━━━━━ Data for this exercise

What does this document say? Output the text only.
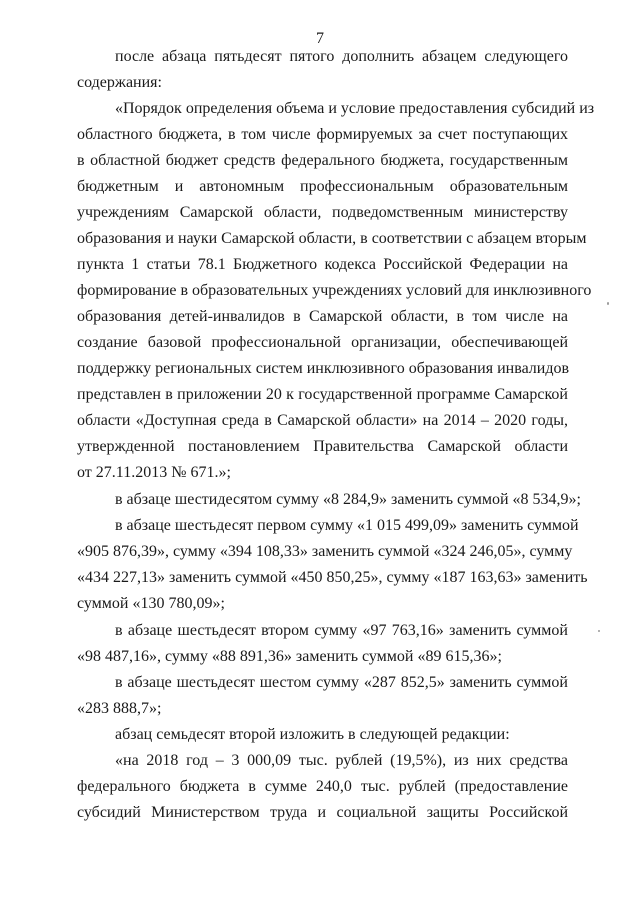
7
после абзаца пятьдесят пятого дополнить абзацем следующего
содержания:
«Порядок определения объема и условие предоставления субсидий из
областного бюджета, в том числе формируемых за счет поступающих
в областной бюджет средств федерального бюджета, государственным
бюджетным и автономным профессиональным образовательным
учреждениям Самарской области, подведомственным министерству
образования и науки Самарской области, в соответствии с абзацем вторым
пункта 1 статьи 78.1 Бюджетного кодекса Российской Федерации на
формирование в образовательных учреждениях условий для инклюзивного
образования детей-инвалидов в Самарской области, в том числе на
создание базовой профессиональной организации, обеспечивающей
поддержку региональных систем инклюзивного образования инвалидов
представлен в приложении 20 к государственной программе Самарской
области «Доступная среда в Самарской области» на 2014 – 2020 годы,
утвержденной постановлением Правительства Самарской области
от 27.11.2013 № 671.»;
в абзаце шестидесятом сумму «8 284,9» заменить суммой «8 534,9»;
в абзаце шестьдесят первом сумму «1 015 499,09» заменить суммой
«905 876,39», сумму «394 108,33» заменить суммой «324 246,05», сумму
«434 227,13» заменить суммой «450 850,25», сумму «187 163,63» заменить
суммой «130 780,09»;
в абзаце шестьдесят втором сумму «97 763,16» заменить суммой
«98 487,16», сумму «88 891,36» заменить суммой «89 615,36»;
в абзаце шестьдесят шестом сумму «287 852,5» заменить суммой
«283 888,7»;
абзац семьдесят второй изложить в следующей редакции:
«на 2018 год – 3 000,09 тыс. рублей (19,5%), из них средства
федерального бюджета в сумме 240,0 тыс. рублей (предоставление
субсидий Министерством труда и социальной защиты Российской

━━━━━━━━━━

Extract the entries in full, exactly as they are, minus the pictures.

What does this document say? Output the text only.
7
после абзаца пятьдесят пятого дополнить абзацем следующего
содержания:
«Порядок определения объема и условие предоставления субсидий из
областного бюджета, в том числе формируемых за счет поступающих
в областной бюджет средств федерального бюджета, государственным
бюджетным и автономным профессиональным образовательным
учреждениям Самарской области, подведомственным министерству
образования и науки Самарской области, в соответствии с абзацем вторым
пункта 1 статьи 78.1 Бюджетного кодекса Российской Федерации на
формирование в образовательных учреждениях условий для инклюзивного
образования детей-инвалидов в Самарской области, в том числе на
создание базовой профессиональной организации, обеспечивающей
поддержку региональных систем инклюзивного образования инвалидов
представлен в приложении 20 к государственной программе Самарской
области «Доступная среда в Самарской области» на 2014 – 2020 годы,
утвержденной постановлением Правительства Самарской области
от 27.11.2013 № 671.»;
в абзаце шестидесятом сумму «8 284,9» заменить суммой «8 534,9»;
в абзаце шестьдесят первом сумму «1 015 499,09» заменить суммой
«905 876,39», сумму «394 108,33» заменить суммой «324 246,05», сумму
«434 227,13» заменить суммой «450 850,25», сумму «187 163,63» заменить
суммой «130 780,09»;
в абзаце шестьдесят втором сумму «97 763,16» заменить суммой
«98 487,16», сумму «88 891,36» заменить суммой «89 615,36»;
в абзаце шестьдесят шестом сумму «287 852,5» заменить суммой
«283 888,7»;
абзац семьдесят второй изложить в следующей редакции:
«на 2018 год – 3 000,09 тыс. рублей (19,5%), из них средства
федерального бюджета в сумме 240,0 тыс. рублей (предоставление
субсидий Министерством труда и социальной защиты Российской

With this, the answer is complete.